## Instruction
Filter the lines below, copying only those with the string "occurrences".

## Records provided
***

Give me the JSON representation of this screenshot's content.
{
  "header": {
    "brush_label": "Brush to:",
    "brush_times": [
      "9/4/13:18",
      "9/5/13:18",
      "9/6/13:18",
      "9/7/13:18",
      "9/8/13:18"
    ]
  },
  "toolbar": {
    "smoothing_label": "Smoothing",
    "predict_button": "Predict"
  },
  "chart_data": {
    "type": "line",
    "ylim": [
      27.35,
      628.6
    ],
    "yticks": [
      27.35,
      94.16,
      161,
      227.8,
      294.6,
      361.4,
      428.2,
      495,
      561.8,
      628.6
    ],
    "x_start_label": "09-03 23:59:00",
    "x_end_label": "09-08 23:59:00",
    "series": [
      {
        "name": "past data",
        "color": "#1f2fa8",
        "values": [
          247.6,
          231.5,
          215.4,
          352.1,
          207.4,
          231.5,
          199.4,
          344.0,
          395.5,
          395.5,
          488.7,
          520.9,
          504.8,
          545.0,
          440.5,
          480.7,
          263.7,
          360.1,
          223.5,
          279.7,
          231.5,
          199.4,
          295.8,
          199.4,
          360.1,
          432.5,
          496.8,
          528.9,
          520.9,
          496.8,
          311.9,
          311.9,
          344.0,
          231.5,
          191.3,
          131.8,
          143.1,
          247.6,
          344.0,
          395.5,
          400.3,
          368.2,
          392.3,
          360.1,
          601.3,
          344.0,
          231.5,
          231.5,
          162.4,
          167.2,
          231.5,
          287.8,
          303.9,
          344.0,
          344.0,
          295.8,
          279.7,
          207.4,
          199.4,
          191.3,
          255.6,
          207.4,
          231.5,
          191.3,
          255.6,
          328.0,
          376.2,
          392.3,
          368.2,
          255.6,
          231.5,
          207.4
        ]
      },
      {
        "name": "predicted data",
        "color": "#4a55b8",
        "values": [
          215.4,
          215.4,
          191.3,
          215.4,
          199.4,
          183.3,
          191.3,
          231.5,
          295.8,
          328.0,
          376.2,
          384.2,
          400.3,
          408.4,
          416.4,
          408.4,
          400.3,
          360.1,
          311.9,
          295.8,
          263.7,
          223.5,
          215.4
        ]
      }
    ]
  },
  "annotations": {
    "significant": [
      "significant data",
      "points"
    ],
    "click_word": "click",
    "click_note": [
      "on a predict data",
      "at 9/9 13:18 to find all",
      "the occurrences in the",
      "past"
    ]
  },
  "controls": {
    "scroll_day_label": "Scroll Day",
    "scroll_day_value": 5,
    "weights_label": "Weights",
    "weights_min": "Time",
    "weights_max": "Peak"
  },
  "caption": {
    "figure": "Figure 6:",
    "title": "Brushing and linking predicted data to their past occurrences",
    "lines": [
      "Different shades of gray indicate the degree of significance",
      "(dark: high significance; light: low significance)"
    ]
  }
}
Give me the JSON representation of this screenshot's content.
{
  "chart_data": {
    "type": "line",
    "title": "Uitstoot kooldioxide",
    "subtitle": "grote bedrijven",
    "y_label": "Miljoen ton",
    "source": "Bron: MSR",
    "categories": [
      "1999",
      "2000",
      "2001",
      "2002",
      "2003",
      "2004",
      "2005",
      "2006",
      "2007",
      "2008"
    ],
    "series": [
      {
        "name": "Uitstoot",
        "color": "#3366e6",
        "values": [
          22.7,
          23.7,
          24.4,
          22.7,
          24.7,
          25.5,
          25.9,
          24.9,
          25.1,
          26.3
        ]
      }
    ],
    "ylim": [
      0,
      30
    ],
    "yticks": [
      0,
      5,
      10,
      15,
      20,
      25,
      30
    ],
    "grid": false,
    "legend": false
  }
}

***

## Worked answer
      "the occurrences in the",
    "title": "Brushing and linking predicted data to their past occurrences",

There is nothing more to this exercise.